— BEGIN —
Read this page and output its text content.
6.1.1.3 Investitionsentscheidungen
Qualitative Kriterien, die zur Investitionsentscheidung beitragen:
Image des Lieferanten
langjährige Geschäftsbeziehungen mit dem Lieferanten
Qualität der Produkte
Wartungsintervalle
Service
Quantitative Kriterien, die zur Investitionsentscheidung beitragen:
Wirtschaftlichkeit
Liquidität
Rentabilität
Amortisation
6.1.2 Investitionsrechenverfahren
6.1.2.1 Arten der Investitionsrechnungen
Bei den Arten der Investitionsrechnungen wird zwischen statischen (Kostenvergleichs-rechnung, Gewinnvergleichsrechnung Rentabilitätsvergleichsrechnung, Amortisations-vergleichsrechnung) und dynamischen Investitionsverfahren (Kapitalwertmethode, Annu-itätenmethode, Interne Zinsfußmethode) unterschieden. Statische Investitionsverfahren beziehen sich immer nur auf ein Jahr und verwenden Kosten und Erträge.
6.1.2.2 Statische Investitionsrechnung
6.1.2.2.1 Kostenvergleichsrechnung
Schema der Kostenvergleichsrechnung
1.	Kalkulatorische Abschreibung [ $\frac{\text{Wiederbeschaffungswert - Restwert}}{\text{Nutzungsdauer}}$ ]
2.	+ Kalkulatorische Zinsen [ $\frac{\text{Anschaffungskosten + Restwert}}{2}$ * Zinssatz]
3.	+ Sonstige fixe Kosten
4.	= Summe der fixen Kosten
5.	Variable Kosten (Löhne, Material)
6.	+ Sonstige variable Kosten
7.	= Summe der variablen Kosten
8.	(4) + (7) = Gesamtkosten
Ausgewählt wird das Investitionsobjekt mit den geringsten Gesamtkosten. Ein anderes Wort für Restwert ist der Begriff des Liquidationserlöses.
— END —
**What is required:** Write out all the lines again, exactly as they are.

**Problem solution:**
Read this page and output its text content.
6.1.1.3 Investitionsentscheidungen
Qualitative Kriterien, die zur Investitionsentscheidung beitragen:
Image des Lieferanten
langjährige Geschäftsbeziehungen mit dem Lieferanten
Qualität der Produkte
Wartungsintervalle
Service
Quantitative Kriterien, die zur Investitionsentscheidung beitragen:
Wirtschaftlichkeit
Liquidität
Rentabilität
Amortisation
6.1.2 Investitionsrechenverfahren
6.1.2.1 Arten der Investitionsrechnungen
Bei den Arten der Investitionsrechnungen wird zwischen statischen (Kostenvergleichs-rechnung, Gewinnvergleichsrechnung Rentabilitätsvergleichsrechnung, Amortisations-vergleichsrechnung) und dynamischen Investitionsverfahren (Kapitalwertmethode, Annu-itätenmethode, Interne Zinsfußmethode) unterschieden. Statische Investitionsverfahren beziehen sich immer nur auf ein Jahr und verwenden Kosten und Erträge.
6.1.2.2 Statische Investitionsrechnung
6.1.2.2.1 Kostenvergleichsrechnung
Schema der Kostenvergleichsrechnung
1.	Kalkulatorische Abschreibung [ $\frac{\text{Wiederbeschaffungswert - Restwert}}{\text{Nutzungsdauer}}$ ]
2.	+ Kalkulatorische Zinsen [ $\frac{\text{Anschaffungskosten + Restwert}}{2}$ * Zinssatz]
3.	+ Sonstige fixe Kosten
4.	= Summe der fixen Kosten
5.	Variable Kosten (Löhne, Material)
6.	+ Sonstige variable Kosten
7.	= Summe der variablen Kosten
8.	(4) + (7) = Gesamtkosten
Ausgewählt wird das Investitionsobjekt mit den geringsten Gesamtkosten. Ein anderes Wort für Restwert ist der Begriff des Liquidationserlöses.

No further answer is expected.